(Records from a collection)
================================

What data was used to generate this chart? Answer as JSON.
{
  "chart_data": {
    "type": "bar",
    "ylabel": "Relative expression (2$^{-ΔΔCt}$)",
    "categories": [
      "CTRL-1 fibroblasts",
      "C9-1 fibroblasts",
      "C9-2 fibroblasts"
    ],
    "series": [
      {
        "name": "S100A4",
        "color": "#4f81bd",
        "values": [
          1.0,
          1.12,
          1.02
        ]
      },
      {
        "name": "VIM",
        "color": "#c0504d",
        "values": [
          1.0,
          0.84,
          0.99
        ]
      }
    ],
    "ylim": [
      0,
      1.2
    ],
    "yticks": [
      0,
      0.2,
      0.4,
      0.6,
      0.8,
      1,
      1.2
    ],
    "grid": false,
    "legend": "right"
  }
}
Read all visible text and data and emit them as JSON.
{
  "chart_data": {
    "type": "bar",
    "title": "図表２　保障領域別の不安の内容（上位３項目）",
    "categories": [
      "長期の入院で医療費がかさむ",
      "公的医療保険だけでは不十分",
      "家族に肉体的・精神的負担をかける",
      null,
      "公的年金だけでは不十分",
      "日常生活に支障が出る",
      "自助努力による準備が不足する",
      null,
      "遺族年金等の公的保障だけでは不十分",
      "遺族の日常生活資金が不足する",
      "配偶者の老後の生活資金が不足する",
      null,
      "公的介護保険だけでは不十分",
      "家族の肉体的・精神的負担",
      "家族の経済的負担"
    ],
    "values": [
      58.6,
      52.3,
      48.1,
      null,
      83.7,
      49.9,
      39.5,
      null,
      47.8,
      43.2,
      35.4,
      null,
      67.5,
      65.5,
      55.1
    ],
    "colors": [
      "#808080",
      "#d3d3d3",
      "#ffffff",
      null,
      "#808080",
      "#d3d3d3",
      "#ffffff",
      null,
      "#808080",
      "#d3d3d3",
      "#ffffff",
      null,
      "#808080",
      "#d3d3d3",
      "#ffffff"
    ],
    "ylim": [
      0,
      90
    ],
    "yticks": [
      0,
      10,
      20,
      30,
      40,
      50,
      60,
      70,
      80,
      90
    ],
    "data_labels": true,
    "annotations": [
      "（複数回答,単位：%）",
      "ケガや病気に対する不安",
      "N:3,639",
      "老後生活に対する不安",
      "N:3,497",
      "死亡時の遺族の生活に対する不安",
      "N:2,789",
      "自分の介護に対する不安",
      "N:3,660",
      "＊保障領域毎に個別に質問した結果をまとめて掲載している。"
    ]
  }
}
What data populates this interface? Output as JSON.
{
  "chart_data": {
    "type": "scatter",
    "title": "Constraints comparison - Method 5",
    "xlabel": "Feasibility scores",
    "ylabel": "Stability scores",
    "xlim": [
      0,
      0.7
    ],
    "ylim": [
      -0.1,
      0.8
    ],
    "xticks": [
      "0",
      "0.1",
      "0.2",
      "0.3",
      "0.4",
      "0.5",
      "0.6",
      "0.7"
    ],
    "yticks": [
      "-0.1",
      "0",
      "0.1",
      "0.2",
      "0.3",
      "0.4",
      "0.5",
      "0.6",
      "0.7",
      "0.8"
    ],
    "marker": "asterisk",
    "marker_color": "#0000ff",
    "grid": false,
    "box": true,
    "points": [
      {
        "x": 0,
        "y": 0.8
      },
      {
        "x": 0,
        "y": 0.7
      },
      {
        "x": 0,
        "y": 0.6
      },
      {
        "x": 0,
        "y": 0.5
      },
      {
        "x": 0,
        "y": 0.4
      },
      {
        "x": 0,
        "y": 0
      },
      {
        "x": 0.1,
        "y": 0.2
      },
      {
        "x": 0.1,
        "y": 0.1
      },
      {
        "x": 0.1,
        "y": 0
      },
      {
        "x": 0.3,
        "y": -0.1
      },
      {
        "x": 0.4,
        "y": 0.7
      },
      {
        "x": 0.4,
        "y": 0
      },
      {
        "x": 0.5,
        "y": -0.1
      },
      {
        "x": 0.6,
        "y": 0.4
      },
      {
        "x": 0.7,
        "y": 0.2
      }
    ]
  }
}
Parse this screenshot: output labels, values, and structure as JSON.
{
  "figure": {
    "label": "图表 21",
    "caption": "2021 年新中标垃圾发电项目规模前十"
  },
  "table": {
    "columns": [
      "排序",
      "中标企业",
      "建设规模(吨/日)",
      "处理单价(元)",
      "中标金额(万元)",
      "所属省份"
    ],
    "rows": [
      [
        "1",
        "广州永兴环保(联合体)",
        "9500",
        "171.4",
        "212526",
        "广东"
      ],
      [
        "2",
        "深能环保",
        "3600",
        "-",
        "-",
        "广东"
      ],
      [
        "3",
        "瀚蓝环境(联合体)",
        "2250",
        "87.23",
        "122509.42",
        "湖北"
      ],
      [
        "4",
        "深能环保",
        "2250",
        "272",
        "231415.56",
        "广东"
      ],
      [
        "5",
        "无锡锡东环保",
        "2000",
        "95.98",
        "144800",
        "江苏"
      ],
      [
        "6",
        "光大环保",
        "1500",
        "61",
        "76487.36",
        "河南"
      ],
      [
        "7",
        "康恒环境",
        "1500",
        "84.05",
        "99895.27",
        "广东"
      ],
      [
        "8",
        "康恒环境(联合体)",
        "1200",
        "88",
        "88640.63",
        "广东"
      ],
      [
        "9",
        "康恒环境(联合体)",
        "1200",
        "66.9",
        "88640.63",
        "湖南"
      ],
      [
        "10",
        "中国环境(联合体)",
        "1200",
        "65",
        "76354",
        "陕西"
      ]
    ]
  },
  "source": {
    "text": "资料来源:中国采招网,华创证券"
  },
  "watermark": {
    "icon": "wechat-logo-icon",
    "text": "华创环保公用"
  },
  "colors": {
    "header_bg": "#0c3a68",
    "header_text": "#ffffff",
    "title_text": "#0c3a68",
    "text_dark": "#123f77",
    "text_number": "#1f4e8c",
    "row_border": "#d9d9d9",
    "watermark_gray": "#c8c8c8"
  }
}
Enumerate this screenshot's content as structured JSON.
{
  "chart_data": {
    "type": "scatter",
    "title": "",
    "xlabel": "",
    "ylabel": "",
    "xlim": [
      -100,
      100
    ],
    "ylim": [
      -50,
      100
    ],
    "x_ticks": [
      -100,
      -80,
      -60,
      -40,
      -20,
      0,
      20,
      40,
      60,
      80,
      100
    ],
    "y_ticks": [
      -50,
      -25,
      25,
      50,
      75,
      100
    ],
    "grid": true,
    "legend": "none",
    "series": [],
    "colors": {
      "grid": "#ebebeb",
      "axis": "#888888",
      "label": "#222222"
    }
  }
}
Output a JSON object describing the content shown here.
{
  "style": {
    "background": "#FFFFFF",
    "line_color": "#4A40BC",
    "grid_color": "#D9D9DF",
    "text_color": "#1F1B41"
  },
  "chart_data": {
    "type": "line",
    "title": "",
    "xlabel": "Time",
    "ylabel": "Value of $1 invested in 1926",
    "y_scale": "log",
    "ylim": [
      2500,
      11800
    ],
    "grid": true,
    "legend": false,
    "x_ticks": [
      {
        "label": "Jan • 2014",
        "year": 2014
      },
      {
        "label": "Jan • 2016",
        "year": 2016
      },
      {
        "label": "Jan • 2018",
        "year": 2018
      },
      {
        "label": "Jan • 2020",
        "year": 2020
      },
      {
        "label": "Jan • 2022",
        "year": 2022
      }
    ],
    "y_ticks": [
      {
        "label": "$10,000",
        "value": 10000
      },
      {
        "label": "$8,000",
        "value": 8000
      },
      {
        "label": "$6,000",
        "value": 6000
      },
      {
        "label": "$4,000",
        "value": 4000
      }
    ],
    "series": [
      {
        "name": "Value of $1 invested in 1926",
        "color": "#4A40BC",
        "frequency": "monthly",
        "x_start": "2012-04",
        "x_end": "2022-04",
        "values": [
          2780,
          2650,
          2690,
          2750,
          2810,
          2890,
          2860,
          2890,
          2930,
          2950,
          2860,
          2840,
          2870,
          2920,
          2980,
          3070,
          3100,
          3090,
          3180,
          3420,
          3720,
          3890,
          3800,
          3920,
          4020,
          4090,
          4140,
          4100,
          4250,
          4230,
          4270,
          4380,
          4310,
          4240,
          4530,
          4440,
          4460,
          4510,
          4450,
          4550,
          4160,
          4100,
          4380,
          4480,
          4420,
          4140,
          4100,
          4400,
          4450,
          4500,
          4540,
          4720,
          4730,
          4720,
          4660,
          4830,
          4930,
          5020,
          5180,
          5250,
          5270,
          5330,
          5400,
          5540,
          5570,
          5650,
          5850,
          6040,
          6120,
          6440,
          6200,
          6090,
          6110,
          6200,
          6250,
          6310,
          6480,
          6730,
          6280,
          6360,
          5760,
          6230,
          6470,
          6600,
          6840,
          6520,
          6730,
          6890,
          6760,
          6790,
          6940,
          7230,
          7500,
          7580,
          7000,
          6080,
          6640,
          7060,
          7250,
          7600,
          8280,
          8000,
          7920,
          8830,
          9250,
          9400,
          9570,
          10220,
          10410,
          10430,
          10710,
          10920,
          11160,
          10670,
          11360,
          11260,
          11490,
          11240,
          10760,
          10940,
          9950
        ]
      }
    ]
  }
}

================================

Pick out all lines from the data above in which the word "screenshot" appears.

■ Task answer:
Parse this screenshot: output labels, values, and structure as JSON.
Enumerate this screenshot's content as structured JSON.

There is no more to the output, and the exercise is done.